*Stated problem*
Scan the entries below and report only how many lines contain "Motorrad".

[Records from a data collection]
___

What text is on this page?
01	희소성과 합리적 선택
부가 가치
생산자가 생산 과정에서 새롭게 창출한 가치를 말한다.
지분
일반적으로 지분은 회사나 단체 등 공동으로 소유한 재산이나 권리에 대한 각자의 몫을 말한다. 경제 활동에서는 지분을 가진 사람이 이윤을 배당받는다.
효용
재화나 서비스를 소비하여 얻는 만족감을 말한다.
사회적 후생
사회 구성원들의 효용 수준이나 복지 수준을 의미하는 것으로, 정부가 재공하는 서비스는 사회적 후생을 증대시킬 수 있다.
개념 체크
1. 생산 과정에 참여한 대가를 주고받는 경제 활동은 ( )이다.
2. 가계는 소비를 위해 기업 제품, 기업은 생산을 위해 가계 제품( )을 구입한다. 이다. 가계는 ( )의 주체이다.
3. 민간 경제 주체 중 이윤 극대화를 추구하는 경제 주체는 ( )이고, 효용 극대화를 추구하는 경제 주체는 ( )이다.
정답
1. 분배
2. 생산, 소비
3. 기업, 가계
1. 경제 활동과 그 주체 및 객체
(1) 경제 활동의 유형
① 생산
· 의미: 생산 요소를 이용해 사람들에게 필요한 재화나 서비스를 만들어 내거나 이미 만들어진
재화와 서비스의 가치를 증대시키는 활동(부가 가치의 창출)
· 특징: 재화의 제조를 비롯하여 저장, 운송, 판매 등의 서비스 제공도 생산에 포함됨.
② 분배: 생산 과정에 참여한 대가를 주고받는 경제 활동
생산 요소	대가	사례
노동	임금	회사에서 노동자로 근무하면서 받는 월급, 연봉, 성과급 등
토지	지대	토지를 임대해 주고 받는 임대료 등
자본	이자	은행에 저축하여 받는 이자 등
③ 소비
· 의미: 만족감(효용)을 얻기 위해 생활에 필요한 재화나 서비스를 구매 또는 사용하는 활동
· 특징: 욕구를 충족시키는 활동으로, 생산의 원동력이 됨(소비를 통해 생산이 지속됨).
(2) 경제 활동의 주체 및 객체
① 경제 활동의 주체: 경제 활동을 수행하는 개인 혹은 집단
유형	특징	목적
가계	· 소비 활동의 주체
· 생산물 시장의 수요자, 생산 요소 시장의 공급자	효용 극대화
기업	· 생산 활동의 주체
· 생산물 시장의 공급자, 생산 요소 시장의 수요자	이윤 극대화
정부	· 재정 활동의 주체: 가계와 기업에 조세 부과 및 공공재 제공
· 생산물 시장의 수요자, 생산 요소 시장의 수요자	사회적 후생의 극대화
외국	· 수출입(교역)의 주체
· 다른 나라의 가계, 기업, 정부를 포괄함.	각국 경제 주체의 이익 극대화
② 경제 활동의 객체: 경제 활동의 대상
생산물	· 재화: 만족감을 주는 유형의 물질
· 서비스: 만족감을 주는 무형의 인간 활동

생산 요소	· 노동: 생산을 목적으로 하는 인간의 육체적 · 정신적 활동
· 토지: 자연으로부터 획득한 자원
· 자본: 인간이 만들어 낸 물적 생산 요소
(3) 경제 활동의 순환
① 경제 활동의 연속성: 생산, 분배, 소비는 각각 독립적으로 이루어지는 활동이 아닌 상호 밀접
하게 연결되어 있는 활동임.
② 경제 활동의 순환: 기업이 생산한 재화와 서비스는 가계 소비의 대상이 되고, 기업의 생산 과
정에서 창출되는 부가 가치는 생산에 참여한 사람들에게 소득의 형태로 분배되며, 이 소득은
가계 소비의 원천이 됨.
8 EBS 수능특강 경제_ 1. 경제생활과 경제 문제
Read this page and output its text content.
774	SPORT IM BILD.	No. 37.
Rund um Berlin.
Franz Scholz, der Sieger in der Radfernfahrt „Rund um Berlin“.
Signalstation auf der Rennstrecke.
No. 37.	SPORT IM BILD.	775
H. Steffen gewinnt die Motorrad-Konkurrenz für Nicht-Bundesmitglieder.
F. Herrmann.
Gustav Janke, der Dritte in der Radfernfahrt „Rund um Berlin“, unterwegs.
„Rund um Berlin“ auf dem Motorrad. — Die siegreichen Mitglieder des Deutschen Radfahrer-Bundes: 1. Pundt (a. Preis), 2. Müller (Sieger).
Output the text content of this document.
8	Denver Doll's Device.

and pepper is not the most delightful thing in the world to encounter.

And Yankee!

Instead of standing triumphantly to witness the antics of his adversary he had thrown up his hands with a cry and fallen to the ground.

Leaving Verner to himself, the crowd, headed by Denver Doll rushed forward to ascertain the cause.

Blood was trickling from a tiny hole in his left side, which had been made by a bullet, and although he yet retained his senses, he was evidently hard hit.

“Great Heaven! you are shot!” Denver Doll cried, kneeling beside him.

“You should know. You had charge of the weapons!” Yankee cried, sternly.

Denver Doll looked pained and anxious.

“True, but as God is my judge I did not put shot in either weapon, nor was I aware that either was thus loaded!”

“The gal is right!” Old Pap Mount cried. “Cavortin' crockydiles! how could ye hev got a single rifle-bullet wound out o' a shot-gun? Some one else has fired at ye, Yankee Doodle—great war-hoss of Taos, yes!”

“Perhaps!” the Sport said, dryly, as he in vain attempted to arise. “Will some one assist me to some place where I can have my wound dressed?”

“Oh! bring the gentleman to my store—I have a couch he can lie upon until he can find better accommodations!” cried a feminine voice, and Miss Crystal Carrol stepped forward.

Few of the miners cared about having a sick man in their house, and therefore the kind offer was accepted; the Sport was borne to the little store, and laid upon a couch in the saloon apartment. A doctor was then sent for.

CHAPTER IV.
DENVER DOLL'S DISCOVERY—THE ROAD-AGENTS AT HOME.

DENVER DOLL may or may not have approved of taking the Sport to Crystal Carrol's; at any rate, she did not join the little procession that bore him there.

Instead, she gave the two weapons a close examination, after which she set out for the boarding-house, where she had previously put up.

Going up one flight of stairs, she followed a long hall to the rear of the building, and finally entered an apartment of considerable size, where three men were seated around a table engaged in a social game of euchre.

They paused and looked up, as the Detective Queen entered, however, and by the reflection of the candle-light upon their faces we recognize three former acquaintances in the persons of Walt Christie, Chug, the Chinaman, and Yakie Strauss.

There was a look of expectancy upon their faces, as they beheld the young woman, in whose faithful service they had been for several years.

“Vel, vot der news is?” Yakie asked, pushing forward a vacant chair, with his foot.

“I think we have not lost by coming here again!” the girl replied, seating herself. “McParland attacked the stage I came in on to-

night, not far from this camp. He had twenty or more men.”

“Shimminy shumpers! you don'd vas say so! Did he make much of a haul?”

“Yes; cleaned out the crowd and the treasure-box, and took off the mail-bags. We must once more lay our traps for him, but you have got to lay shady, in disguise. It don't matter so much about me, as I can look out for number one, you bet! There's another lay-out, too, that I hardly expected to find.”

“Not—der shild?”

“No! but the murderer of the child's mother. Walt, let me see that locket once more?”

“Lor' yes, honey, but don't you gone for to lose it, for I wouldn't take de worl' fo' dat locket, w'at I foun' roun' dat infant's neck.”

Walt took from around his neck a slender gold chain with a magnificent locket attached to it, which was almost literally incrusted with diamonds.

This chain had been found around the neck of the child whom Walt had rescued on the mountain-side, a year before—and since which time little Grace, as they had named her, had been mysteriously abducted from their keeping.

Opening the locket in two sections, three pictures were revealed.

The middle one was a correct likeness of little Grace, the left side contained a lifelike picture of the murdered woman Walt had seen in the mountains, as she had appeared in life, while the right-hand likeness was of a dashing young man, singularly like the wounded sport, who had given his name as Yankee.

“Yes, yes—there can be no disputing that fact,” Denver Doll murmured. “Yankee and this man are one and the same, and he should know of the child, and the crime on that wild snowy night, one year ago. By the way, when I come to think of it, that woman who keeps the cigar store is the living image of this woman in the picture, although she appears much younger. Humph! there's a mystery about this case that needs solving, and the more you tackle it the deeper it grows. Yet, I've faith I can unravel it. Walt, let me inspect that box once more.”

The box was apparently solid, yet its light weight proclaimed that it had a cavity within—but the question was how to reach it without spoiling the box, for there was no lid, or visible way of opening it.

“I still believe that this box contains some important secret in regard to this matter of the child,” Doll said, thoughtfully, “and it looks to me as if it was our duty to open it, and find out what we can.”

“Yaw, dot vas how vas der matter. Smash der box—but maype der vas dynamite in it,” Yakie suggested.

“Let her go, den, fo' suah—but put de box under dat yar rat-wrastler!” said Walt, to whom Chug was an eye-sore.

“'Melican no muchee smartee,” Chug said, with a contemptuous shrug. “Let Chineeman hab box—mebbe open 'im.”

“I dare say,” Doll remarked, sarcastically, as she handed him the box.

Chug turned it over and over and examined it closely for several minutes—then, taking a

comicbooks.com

___

*Task solution*
2